> [Problem requirements]
Pull every line holding the string "Jackson" from the records below.
── Information supplied
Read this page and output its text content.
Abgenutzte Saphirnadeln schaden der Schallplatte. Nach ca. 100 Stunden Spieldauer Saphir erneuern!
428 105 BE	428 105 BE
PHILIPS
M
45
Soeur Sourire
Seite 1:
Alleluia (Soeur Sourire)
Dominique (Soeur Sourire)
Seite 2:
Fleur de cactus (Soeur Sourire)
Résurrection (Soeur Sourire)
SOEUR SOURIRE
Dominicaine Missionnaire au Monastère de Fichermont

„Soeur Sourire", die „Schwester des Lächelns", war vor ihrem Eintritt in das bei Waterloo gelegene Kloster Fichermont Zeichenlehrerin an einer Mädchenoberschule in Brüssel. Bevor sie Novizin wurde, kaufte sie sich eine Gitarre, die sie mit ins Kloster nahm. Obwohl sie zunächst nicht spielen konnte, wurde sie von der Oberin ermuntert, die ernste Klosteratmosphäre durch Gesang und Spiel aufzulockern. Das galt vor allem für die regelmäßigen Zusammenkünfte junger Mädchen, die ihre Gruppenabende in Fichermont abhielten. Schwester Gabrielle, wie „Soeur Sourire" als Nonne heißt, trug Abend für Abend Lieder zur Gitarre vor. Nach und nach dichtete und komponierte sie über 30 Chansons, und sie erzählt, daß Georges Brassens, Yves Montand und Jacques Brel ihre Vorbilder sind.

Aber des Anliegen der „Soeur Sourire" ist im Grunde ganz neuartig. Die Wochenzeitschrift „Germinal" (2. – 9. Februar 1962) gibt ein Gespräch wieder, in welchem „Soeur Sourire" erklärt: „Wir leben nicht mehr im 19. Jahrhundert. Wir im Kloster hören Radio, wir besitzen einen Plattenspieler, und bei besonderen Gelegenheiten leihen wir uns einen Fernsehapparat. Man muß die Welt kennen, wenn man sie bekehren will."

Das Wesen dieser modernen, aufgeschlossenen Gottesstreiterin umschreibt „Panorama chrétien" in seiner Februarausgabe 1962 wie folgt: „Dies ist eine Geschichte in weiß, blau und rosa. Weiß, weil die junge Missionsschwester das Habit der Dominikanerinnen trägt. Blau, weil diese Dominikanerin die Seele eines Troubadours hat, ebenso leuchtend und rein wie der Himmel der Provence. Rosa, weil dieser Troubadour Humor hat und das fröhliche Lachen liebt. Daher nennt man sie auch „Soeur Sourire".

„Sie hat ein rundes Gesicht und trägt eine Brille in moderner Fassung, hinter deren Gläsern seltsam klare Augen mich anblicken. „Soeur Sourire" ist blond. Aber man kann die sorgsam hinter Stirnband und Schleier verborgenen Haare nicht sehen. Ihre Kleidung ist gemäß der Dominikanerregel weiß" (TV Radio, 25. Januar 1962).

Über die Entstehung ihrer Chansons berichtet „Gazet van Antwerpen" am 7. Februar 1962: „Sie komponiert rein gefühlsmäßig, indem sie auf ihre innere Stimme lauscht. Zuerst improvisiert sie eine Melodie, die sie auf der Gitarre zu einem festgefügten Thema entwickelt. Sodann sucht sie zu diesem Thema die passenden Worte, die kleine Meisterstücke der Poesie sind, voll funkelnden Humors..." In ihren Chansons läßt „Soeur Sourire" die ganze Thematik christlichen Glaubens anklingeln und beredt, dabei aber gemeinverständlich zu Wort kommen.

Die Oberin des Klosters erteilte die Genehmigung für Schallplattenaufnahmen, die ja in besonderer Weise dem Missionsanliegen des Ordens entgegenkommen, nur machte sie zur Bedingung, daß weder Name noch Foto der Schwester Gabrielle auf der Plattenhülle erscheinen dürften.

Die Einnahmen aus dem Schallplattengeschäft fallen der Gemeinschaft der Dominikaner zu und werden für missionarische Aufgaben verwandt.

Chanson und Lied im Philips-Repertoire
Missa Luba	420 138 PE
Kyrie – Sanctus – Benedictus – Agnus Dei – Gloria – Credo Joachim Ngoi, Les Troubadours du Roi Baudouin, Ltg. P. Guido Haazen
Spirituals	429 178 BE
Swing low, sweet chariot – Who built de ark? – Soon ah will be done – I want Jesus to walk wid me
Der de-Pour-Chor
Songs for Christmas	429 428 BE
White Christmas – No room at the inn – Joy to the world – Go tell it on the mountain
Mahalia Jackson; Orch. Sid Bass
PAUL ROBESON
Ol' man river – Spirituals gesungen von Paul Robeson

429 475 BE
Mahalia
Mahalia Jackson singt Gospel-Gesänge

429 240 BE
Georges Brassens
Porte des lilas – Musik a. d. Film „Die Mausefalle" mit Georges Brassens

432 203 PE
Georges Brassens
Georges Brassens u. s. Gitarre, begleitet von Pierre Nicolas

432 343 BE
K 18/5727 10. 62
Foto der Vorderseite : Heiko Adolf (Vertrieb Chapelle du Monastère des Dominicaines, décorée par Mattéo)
────
> [The response]
Mahalia Jackson; Orch. Sid Bass
Mahalia Jackson singt Gospel-Gesänge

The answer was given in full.